## BEGIN

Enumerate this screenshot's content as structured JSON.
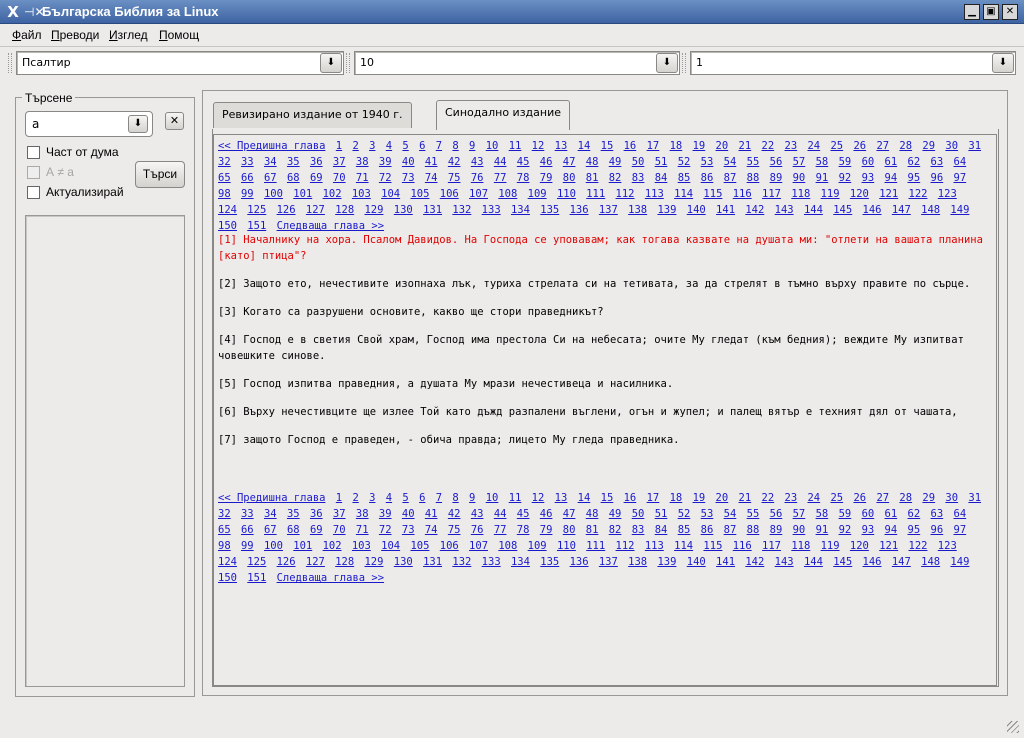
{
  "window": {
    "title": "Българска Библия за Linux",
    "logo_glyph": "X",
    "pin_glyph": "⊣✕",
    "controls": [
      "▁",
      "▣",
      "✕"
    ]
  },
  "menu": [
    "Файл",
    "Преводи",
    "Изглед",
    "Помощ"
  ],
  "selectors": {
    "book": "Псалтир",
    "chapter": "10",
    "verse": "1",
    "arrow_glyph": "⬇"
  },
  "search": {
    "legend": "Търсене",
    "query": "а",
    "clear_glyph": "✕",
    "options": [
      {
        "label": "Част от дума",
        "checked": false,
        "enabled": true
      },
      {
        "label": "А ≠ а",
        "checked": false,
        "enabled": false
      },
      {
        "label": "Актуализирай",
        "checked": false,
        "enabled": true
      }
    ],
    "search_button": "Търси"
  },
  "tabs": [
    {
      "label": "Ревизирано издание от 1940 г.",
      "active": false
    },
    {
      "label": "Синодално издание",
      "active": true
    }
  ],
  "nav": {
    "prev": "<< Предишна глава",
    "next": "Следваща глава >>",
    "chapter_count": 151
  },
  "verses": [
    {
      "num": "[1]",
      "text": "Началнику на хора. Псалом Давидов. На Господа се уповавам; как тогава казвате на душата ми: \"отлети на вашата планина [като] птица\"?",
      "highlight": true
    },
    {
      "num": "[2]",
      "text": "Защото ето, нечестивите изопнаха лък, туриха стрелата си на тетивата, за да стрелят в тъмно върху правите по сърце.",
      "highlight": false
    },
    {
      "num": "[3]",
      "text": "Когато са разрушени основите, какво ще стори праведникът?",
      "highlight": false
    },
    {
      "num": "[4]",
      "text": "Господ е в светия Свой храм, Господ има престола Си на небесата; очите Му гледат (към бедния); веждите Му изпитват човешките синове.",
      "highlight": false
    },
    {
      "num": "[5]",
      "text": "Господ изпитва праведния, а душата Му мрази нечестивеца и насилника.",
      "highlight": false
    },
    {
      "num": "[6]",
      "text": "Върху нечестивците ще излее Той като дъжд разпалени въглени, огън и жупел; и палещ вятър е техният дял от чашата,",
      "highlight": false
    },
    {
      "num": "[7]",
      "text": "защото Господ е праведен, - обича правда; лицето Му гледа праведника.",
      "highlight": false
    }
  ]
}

## END
## BEGIN

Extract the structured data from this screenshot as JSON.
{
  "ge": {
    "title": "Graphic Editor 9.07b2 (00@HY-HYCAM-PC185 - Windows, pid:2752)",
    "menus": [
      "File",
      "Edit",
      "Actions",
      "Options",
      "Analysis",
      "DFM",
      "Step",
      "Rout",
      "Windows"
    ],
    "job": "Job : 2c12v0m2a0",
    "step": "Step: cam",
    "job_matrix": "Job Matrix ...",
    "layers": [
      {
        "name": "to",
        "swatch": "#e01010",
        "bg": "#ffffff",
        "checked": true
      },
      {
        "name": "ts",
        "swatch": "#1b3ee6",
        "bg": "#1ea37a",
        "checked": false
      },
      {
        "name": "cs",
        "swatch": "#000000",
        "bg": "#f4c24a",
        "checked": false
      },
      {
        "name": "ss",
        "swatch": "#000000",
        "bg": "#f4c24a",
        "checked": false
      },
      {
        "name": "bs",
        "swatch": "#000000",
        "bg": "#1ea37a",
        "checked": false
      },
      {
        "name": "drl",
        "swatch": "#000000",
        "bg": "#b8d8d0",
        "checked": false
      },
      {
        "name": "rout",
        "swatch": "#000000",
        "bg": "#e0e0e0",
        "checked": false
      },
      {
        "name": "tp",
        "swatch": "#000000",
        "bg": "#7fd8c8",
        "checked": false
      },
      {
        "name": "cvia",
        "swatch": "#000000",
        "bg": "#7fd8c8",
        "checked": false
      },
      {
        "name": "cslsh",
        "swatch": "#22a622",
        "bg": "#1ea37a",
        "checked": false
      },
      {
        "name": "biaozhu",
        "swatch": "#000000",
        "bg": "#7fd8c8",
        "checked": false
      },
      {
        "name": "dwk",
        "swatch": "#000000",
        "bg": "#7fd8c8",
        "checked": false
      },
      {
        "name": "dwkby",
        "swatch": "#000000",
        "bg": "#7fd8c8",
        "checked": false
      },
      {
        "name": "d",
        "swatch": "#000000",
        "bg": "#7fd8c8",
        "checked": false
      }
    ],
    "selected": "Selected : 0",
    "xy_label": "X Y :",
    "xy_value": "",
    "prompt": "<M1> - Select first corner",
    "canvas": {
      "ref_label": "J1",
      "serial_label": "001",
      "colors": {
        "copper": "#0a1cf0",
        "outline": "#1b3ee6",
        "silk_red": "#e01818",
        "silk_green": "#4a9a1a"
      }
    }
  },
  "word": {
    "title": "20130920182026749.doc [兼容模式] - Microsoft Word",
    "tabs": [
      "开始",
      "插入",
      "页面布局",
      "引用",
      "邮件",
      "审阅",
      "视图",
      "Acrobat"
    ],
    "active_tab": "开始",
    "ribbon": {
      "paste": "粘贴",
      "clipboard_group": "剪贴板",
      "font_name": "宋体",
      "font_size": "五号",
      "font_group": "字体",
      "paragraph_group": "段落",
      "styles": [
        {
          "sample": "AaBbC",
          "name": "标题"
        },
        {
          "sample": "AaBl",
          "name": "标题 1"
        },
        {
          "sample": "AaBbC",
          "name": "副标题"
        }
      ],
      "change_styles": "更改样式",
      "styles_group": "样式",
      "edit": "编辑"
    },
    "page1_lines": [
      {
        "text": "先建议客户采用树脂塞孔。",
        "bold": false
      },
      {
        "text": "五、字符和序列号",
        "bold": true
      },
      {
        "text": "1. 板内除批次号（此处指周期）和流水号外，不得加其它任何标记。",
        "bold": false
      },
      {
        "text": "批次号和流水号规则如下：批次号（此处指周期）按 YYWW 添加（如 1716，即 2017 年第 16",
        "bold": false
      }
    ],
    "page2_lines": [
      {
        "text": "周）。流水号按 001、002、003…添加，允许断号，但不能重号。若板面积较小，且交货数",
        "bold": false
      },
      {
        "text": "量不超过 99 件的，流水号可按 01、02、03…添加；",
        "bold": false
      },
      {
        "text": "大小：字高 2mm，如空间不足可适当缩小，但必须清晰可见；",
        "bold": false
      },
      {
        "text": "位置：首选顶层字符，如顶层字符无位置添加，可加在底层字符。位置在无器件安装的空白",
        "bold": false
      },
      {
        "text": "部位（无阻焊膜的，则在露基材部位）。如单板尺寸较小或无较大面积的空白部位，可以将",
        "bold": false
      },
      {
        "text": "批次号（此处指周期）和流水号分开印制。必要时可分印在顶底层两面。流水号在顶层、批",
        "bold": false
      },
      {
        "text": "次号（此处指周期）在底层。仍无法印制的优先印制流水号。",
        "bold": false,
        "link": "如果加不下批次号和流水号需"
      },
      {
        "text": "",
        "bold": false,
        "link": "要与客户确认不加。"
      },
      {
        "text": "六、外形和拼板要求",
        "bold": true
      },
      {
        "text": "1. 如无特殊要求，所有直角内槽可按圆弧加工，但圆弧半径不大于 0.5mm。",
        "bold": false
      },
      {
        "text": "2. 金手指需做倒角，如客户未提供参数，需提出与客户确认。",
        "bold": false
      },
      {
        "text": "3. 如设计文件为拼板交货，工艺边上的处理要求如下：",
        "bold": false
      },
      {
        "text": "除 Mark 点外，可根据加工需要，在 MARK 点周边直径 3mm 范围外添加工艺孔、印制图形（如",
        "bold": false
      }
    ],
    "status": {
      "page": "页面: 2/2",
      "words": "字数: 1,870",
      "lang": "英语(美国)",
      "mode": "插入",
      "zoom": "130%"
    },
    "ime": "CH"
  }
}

## END

» **WHAT THE TASK REQUIRES**:
Determine how many lines above contain "душата" as a word or string. Give the number alone.

» **FULL ANSWER**:
2